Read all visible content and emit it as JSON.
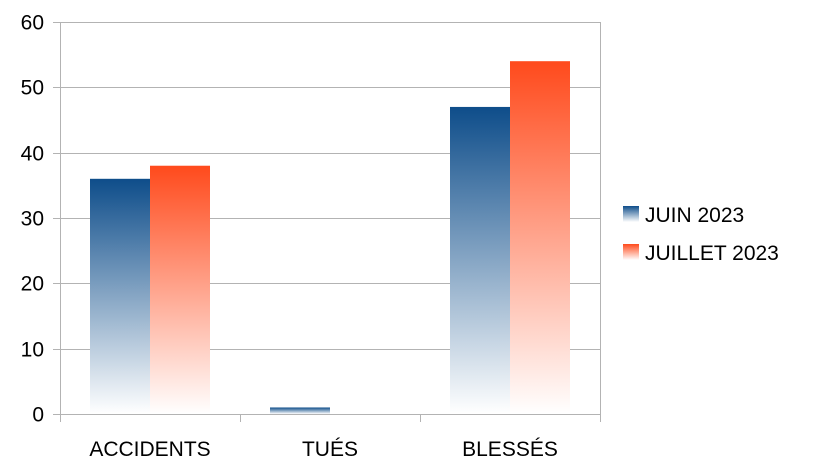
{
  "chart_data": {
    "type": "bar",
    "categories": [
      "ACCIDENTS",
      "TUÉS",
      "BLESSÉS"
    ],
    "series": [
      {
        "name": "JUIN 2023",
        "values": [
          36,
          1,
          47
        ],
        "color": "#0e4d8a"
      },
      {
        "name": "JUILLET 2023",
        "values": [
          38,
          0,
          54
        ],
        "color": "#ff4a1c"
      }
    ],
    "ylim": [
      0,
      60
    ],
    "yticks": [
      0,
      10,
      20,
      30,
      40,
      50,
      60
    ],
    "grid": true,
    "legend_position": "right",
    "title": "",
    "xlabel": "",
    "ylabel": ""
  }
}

□ □ □ □

Output all of the records exactly as they appear above, but not the pictures.

Read all visible content and emit it as JSON.
{
  "chart_data": {
    "type": "bar",
    "categories": [
      "ACCIDENTS",
      "TUÉS",
      "BLESSÉS"
    ],
    "series": [
      {
        "name": "JUIN 2023",
        "values": [
          36,
          1,
          47
        ],
        "color": "#0e4d8a"
      },
      {
        "name": "JUILLET 2023",
        "values": [
          38,
          0,
          54
        ],
        "color": "#ff4a1c"
      }
    ],
    "ylim": [
      0,
      60
    ],
    "yticks": [
      0,
      10,
      20,
      30,
      40,
      50,
      60
    ],
    "grid": true,
    "legend_position": "right",
    "title": "",
    "xlabel": "",
    "ylabel": ""
  }
}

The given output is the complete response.